Copy out lines with the word "TEMPERATURE" from the material that follows.

Structured figure records
■ ■ ■ ■ ■ ■ ■

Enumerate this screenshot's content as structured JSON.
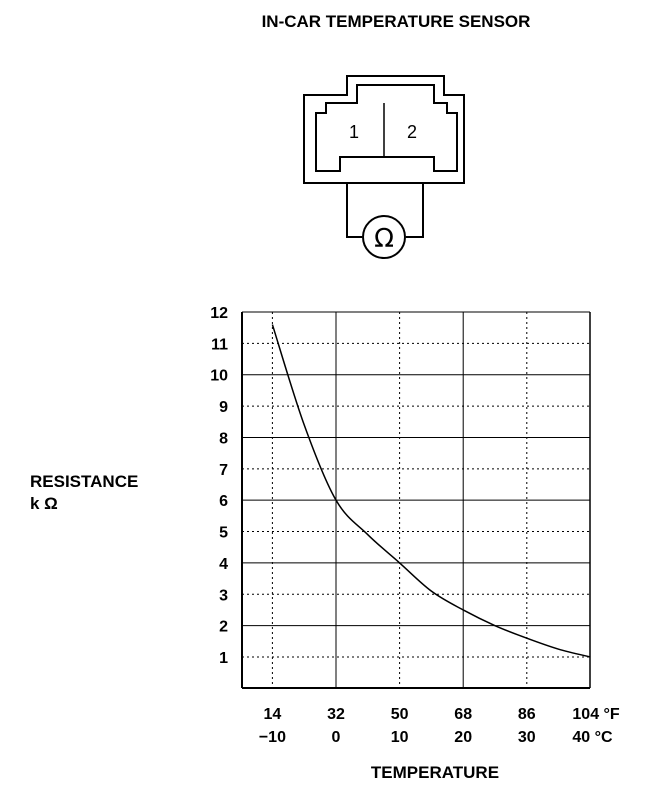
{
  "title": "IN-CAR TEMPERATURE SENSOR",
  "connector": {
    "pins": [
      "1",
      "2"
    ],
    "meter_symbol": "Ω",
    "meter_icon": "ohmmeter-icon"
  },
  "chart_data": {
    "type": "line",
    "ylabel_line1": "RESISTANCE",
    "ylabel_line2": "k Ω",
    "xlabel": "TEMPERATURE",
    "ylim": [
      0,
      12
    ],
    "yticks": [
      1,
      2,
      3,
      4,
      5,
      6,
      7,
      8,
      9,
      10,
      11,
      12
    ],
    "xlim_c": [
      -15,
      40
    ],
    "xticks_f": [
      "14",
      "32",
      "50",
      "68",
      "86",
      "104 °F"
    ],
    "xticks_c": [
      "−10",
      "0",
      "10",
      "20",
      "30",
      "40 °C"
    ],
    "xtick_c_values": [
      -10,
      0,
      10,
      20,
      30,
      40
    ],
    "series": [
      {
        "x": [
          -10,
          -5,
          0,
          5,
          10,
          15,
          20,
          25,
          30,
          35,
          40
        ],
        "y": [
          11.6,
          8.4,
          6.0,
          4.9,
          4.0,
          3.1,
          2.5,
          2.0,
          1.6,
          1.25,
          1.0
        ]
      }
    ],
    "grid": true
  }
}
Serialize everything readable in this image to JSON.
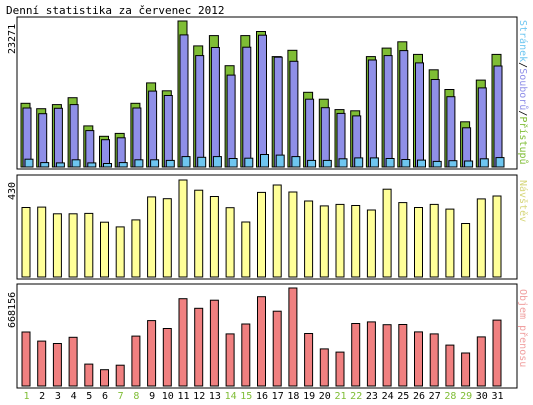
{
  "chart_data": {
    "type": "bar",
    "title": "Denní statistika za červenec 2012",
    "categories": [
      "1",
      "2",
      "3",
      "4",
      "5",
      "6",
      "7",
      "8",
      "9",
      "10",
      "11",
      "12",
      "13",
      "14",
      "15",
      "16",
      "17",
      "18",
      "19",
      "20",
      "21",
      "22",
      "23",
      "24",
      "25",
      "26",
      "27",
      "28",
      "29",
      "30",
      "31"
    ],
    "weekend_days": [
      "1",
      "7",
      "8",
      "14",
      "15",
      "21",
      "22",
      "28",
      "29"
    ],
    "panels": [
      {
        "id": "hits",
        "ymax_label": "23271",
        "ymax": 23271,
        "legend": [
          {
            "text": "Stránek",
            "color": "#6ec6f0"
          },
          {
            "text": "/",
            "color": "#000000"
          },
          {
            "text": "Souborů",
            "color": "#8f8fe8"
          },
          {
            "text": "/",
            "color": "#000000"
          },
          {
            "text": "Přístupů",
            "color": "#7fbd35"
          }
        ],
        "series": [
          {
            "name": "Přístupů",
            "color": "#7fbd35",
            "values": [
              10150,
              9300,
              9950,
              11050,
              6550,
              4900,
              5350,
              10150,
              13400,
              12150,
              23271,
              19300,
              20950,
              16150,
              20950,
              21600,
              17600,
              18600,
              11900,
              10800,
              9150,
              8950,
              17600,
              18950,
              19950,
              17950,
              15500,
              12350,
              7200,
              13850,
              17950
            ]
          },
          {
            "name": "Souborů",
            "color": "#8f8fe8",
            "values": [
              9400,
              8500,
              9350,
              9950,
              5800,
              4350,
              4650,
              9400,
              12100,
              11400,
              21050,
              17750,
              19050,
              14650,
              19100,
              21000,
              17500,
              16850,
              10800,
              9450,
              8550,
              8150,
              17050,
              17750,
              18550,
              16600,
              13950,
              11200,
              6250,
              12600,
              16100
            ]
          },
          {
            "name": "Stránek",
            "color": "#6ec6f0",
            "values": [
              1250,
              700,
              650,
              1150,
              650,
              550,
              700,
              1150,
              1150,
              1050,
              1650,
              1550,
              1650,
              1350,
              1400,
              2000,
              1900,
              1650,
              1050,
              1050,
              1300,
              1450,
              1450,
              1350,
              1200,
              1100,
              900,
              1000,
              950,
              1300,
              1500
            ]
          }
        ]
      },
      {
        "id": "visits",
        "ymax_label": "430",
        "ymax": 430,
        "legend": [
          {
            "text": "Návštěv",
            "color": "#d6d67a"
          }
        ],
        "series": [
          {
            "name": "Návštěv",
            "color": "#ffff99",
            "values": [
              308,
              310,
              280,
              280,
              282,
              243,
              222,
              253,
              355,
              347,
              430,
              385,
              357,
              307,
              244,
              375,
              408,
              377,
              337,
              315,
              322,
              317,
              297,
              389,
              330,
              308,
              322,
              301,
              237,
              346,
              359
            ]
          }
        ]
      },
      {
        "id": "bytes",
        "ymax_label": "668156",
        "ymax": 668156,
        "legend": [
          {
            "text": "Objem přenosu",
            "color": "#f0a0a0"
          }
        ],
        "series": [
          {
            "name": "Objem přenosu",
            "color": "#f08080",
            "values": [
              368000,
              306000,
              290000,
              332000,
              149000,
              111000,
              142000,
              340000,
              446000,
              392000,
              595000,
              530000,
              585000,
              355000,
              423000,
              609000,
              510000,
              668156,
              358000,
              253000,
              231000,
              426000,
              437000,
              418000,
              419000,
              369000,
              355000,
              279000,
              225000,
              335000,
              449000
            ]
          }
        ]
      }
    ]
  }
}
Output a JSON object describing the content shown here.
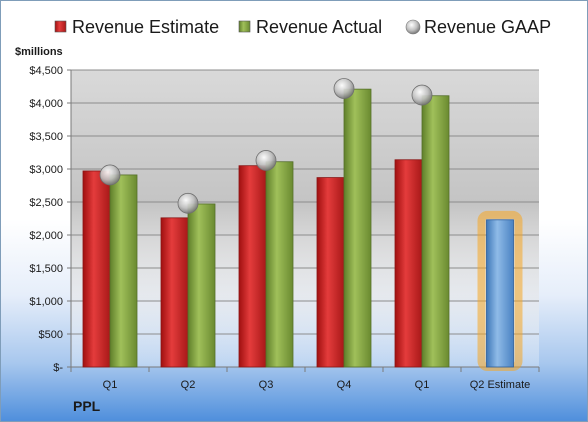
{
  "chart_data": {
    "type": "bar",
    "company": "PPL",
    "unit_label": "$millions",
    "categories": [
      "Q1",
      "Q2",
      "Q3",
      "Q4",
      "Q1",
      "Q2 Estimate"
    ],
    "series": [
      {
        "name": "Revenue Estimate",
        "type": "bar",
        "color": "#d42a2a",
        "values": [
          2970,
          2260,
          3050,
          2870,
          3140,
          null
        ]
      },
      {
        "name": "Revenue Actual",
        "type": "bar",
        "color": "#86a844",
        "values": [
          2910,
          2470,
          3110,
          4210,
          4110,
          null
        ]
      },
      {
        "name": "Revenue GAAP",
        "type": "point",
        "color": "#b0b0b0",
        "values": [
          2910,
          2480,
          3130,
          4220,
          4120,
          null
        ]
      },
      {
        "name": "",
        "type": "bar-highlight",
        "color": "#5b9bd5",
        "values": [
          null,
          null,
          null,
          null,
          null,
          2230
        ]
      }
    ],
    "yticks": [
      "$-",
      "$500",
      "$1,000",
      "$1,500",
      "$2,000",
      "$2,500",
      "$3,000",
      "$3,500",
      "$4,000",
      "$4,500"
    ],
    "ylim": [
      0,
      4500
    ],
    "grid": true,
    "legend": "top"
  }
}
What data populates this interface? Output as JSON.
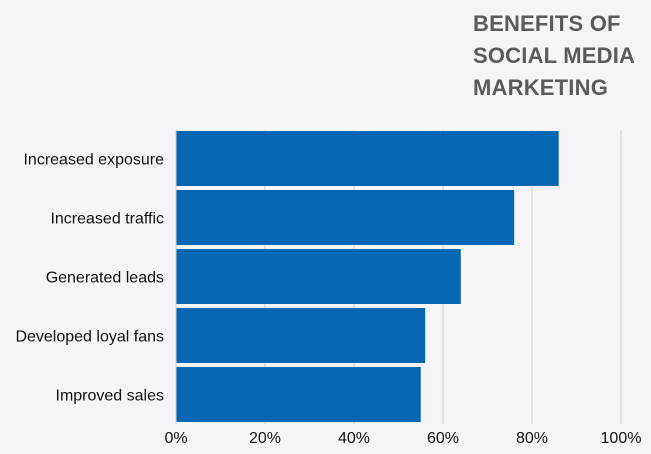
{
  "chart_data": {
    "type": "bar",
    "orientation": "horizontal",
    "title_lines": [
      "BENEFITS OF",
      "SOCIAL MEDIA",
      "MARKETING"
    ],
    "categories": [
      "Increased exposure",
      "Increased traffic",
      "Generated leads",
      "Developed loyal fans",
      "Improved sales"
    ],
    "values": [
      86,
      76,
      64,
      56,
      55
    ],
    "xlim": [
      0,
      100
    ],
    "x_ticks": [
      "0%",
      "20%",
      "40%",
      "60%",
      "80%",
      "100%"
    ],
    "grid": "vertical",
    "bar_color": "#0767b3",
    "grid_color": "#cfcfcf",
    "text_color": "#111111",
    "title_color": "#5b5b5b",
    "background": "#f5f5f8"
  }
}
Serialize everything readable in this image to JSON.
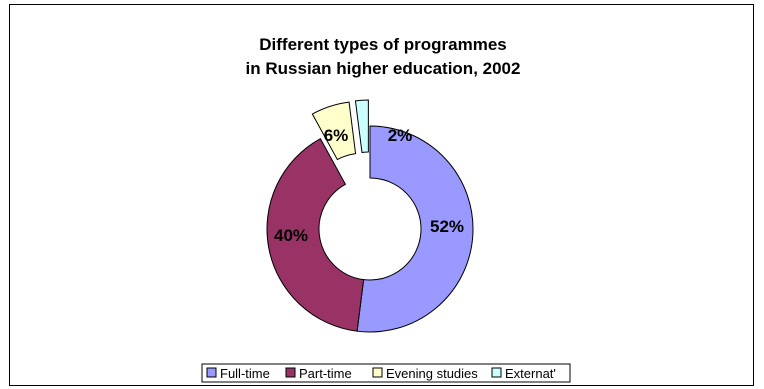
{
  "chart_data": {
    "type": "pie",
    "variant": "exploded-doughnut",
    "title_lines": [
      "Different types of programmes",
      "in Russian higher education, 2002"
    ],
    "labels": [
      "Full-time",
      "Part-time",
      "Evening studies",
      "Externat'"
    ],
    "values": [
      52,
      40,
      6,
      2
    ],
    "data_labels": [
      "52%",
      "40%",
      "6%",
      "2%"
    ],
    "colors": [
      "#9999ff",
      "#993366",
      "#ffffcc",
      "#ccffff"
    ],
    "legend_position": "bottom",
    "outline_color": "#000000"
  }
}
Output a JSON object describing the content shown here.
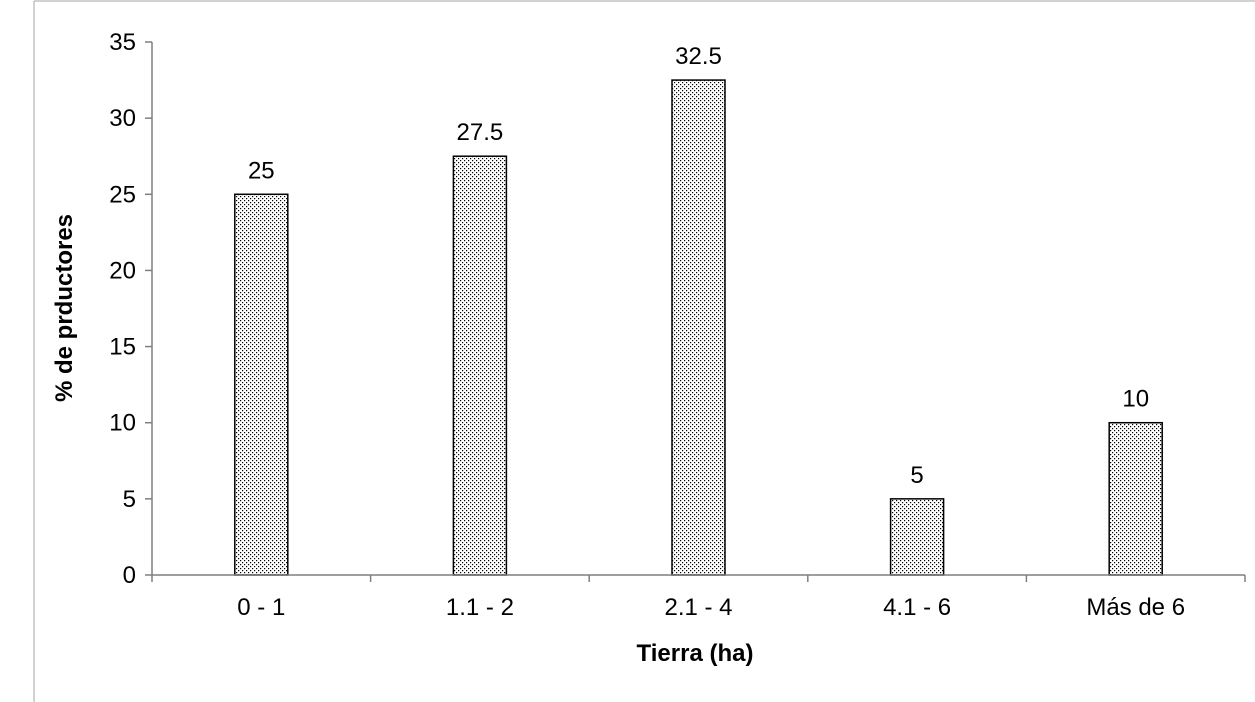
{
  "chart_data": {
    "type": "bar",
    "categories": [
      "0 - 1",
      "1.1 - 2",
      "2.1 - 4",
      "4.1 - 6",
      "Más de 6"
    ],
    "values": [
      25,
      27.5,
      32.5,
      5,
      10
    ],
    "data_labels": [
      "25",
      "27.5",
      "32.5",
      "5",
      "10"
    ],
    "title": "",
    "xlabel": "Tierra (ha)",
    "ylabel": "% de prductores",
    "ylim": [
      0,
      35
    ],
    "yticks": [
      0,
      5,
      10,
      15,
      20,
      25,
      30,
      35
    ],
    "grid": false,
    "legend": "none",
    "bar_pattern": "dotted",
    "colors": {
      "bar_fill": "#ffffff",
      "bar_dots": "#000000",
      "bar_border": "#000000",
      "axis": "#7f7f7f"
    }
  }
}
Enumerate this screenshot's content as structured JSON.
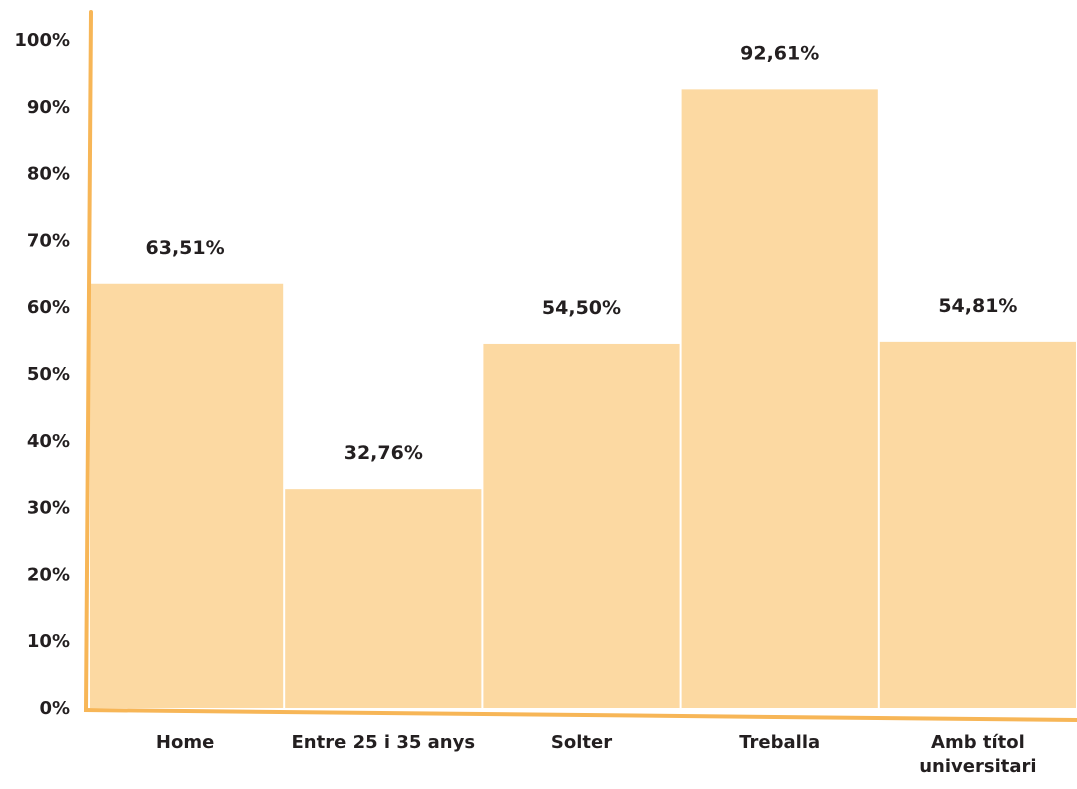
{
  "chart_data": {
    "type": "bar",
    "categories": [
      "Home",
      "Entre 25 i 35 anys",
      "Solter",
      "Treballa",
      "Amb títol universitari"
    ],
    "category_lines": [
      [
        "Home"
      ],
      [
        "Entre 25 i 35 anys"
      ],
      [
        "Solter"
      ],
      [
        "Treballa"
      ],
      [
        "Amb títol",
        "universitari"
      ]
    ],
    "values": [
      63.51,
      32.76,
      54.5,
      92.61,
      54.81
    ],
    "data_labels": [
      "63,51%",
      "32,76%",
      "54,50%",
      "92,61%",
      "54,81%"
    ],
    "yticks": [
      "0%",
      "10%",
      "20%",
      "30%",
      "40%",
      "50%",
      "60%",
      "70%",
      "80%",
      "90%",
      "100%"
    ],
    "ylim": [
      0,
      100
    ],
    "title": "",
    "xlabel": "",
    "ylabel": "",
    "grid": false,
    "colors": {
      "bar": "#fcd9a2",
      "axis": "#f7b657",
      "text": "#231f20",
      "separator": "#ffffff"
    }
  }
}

■ ■ ■ ■ ■ ■ ■

*Reply*
  "title": "IN-CAR TEMPERATURE SENSOR",
    "xlabel": "TEMPERATURE",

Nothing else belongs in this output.